Some records:
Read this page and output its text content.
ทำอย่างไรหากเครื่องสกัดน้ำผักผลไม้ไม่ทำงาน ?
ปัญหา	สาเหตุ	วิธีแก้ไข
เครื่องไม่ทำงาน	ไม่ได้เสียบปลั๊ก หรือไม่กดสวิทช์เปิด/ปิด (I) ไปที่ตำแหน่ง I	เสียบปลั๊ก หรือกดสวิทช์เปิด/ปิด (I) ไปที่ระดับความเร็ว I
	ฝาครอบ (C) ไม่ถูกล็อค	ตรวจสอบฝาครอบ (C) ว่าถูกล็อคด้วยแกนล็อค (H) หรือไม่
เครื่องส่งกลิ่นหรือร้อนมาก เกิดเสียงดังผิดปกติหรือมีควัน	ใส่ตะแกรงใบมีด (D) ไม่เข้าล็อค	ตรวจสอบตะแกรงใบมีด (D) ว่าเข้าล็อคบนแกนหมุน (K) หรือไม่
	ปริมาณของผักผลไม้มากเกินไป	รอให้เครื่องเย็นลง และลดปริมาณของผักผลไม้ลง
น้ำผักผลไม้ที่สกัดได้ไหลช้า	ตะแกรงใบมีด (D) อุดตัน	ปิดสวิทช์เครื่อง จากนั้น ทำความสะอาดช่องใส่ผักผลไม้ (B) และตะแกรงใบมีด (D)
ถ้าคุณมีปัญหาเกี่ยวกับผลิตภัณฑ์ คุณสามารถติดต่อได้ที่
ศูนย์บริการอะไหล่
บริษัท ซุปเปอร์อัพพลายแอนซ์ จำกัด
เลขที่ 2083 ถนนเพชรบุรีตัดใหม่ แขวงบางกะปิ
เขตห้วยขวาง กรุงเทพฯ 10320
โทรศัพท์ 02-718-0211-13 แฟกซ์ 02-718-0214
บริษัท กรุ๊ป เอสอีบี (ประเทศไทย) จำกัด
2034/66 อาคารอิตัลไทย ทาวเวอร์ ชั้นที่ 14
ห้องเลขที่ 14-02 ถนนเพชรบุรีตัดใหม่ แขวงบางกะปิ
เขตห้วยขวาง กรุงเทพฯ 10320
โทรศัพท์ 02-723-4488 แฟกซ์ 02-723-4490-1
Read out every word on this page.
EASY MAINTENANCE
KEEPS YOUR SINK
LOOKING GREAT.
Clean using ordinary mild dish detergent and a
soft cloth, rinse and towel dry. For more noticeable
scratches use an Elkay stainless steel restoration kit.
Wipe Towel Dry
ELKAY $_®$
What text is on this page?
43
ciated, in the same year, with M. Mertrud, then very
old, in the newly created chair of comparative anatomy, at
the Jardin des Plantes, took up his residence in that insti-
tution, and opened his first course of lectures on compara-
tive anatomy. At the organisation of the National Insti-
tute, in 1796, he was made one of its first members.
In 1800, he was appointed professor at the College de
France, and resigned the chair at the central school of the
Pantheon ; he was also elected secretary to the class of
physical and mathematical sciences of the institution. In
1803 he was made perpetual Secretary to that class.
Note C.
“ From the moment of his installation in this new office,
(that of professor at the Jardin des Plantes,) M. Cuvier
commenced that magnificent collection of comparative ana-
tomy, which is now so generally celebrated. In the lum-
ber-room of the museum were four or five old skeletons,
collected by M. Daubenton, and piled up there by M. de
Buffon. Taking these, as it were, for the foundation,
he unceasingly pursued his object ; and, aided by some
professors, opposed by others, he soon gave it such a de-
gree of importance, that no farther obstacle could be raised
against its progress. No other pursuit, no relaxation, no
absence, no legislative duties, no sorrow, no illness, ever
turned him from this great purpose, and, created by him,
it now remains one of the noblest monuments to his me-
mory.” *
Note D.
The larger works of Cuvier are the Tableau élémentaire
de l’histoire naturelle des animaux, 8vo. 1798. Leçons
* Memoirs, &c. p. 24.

§ **Given exercise**
Select all lines with the word "โทรศ" from the entries above.

§ **Task answer**
โทรศัพท์ 02-718-0211-13 แฟกซ์ 02-718-0214
โทรศัพท์ 02-723-4488 แฟกซ์ 02-723-4490-1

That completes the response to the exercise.